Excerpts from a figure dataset
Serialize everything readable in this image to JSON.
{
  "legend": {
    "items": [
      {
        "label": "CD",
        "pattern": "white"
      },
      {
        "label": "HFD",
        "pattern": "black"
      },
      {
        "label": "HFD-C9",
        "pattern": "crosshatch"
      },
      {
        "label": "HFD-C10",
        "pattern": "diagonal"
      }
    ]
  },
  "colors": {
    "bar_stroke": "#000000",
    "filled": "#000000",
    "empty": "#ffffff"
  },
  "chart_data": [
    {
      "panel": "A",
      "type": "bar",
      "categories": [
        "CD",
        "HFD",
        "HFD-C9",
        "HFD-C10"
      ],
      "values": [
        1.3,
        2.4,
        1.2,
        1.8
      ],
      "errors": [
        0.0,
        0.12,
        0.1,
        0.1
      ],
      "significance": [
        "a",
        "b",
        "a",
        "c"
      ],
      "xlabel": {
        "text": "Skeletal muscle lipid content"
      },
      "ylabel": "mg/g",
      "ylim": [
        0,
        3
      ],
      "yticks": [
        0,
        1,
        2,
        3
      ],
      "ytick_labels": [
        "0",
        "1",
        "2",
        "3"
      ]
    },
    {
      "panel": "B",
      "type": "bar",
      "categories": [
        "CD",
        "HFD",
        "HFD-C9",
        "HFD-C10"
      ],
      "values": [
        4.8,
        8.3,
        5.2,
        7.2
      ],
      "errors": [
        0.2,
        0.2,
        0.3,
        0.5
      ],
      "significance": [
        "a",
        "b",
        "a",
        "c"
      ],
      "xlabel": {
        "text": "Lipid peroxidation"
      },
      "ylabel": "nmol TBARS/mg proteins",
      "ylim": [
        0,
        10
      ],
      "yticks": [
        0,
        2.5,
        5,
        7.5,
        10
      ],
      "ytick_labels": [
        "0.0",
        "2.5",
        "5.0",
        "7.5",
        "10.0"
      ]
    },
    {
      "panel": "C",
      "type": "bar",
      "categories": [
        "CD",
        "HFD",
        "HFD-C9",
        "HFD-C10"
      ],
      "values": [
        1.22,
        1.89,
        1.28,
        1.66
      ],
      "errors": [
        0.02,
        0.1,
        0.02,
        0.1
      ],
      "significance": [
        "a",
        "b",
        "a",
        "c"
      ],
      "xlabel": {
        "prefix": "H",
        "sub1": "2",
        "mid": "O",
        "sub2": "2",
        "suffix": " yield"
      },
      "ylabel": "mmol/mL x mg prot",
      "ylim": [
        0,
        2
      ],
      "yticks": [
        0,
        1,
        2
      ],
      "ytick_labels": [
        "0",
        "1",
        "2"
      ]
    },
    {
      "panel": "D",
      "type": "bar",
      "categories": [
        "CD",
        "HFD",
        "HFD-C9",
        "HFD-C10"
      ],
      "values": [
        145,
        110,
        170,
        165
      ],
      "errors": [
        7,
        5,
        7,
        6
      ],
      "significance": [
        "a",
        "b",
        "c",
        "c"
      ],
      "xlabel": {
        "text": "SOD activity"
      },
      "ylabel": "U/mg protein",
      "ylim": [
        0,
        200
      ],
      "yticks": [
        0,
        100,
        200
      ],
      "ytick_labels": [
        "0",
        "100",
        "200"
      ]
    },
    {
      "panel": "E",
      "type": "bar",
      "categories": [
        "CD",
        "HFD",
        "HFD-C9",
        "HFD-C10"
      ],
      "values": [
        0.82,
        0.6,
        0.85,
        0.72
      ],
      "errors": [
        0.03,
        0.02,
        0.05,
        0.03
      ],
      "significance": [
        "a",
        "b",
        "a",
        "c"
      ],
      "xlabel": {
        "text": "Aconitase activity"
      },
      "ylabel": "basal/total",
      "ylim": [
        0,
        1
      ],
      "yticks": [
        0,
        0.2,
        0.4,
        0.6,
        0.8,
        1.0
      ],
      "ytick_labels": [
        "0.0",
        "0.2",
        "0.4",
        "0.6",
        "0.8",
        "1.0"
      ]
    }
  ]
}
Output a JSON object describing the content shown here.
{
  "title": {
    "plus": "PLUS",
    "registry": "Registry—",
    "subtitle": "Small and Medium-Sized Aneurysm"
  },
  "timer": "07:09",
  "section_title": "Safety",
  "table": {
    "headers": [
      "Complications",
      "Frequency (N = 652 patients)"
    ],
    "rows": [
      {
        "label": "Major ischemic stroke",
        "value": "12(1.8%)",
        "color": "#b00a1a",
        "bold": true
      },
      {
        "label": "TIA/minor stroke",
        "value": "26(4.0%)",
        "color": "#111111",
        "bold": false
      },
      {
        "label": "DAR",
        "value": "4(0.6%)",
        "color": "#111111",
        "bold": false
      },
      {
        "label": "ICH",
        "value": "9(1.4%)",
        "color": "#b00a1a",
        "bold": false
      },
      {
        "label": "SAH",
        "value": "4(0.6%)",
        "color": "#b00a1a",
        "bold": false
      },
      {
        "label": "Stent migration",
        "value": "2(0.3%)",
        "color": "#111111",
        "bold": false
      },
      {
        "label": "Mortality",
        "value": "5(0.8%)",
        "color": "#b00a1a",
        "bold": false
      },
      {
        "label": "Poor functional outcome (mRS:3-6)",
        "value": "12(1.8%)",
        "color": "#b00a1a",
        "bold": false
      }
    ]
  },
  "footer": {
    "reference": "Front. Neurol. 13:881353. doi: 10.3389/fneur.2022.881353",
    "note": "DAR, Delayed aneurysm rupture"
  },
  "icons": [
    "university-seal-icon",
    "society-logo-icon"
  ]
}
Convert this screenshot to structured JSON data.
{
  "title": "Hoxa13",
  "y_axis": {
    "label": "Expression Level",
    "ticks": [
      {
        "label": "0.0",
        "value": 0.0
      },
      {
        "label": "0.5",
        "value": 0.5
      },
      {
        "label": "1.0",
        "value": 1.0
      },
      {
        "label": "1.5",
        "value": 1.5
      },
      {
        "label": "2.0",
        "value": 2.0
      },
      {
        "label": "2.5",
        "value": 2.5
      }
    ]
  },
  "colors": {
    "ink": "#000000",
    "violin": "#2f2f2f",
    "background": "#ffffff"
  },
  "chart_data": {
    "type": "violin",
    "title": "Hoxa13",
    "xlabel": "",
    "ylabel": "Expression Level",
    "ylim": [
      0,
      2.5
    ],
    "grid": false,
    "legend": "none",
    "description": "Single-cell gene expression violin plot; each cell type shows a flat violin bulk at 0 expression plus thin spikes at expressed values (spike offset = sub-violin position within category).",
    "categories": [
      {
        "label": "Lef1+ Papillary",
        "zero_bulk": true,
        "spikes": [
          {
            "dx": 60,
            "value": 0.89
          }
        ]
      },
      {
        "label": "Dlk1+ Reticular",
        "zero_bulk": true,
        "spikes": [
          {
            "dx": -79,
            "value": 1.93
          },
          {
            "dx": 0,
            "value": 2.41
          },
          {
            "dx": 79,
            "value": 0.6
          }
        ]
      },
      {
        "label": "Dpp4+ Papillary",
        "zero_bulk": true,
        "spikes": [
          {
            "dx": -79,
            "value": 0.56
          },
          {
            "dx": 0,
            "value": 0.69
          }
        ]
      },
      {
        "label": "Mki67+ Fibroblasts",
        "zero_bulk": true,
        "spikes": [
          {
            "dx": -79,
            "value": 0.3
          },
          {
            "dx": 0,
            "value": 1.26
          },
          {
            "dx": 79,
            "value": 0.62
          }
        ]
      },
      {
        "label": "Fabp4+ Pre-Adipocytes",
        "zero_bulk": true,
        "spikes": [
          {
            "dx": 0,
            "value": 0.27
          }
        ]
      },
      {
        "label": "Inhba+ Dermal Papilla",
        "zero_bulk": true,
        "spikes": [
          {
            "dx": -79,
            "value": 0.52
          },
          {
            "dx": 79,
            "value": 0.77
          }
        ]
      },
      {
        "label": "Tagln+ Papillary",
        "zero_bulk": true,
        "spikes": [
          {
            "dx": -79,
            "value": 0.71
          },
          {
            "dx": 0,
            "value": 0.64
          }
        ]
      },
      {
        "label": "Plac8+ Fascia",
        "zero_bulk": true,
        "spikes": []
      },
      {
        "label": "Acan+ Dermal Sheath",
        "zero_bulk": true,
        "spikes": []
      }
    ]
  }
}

### Work to complete
Go through the lines above and count those with "text"; report only the number.

### Task response
4